▶

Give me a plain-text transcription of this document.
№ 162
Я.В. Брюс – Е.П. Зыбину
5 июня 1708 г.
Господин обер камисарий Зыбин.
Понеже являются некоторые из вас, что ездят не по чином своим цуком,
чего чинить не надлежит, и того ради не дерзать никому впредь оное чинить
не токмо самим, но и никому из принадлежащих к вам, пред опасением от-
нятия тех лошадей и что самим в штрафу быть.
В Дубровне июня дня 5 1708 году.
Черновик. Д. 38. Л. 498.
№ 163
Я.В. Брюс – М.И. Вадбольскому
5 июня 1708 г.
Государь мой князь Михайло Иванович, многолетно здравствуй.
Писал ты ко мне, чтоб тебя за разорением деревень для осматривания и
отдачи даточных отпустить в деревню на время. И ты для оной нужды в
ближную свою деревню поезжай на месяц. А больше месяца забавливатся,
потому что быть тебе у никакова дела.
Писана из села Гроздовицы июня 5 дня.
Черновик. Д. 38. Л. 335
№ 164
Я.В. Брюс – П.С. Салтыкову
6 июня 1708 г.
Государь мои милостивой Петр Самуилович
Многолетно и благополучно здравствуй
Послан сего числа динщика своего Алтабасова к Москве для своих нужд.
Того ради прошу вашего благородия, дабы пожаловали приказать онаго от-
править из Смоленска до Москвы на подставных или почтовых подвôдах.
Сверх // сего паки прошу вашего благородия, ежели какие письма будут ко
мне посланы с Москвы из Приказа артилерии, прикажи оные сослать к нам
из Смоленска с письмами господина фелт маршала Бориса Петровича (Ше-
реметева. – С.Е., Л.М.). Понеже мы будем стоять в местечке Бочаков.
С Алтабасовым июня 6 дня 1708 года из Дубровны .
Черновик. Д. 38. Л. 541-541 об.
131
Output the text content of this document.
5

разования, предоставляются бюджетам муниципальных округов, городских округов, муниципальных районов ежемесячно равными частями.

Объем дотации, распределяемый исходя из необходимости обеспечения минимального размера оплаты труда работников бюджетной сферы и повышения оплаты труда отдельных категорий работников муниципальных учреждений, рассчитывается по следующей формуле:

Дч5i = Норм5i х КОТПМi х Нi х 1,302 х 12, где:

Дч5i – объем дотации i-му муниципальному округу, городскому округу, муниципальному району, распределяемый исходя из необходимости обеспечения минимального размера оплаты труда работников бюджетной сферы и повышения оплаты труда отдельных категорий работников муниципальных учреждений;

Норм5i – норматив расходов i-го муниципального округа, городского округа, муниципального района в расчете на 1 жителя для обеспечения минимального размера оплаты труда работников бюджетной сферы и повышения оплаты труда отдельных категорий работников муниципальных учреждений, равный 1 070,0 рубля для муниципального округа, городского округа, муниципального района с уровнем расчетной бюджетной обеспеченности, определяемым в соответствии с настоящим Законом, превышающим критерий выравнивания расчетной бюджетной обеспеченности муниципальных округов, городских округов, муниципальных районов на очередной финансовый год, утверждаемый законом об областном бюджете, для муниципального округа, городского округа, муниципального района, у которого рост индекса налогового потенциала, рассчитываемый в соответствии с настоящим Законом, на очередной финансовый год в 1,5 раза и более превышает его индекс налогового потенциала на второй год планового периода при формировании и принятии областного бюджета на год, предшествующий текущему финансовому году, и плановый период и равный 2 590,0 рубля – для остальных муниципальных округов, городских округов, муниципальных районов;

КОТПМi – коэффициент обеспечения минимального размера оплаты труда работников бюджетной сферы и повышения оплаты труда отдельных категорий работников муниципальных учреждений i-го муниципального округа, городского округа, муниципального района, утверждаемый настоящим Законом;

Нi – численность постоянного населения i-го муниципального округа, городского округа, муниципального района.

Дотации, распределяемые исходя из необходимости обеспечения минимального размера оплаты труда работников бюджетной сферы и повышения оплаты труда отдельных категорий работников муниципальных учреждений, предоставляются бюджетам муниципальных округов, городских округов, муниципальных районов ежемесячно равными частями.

◀

Problem description -
Which lines hold the word "вашего"? Copy every one of them.

The completed task -
Того ради прошу вашего благородия, дабы пожаловали приказать онаго от-
Сверх // сего паки прошу вашего благородия, ежели какие письма будут ко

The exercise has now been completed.